→ PROMPT 1:
In the text on the Tent Embassy, what did the federal Minister for Territories propose in place of the existing protest?
====== TEXT SHOWN
You can see the main Tent Embassy structures, the sacred fire lit as part of a fire ceremony for peace in 1998, and across the road, the old provisional federal Parliament House. This panorama was shot the day after the biggest cyclone to ever hit the mainland - Larry, a Category 5 storm - destroyed the Queensland town of Innisfail, and just about the entire Australian banana industry. The the local gusts were blowing the embassy's soft structures around viciously. If you look closely you can see a yellow plastic boomerang lying on the lawn between the camera and the two 4WDs.

The Tent Embassy protest, located in the heart of the Australian federal parliamentary triangle area, may itself now be under threat. In late 2005, the federal Minister for Territories forecast that the end of the Aboriginal tent embassy in Canberra was near. In place of the existing protest, he proposed a permanent, organised interpretive display, that would end the long standing protest.
============
====== PROVIDED ENTRIES
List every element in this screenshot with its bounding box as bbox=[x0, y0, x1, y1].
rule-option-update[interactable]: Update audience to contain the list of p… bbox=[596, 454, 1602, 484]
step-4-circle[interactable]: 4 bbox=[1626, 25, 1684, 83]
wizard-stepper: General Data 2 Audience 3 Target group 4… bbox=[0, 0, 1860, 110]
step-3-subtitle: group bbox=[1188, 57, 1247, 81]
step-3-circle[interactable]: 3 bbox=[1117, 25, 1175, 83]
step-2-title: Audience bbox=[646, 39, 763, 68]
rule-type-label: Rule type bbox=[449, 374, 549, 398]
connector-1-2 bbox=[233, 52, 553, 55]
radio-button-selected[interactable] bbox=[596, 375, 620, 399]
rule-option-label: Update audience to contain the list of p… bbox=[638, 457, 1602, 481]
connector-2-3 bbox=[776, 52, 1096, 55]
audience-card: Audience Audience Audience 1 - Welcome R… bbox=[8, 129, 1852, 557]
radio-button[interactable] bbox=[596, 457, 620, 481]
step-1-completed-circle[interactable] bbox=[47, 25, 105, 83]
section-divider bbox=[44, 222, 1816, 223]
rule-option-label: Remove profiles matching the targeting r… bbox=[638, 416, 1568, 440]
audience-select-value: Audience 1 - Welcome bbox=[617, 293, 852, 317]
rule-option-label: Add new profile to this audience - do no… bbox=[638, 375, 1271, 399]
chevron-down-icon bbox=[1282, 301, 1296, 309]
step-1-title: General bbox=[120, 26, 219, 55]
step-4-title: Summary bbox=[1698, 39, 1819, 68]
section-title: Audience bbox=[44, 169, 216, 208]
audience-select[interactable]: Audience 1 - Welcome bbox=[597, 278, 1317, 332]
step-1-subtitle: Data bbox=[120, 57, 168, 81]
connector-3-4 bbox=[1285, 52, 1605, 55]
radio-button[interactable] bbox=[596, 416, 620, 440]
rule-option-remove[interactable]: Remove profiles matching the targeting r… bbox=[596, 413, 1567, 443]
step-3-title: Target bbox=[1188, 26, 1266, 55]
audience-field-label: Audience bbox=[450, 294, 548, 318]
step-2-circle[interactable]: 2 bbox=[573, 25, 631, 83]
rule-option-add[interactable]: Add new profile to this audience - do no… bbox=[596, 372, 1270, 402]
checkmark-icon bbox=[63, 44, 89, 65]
============
→ PROMPT 2:
Reproduce the stretch of the records from their first line through the line containing "step-2-title: Audience bbox=[646, 39, 763, 68]", with both ends included.

→ FULL OUTPUT 1:
A permanent, organised interpretive display that would end the long-standing protest.

→ FULL OUTPUT 2:
List every element in this screenshot with its bounding box as bbox=[x0, y0, x1, y1].
rule-option-update[interactable]: Update audience to contain the list of p… bbox=[596, 454, 1602, 484]
step-4-circle[interactable]: 4 bbox=[1626, 25, 1684, 83]
wizard-stepper: General Data 2 Audience 3 Target group 4… bbox=[0, 0, 1860, 110]
step-3-subtitle: group bbox=[1188, 57, 1247, 81]
step-3-circle[interactable]: 3 bbox=[1117, 25, 1175, 83]
step-2-title: Audience bbox=[646, 39, 763, 68]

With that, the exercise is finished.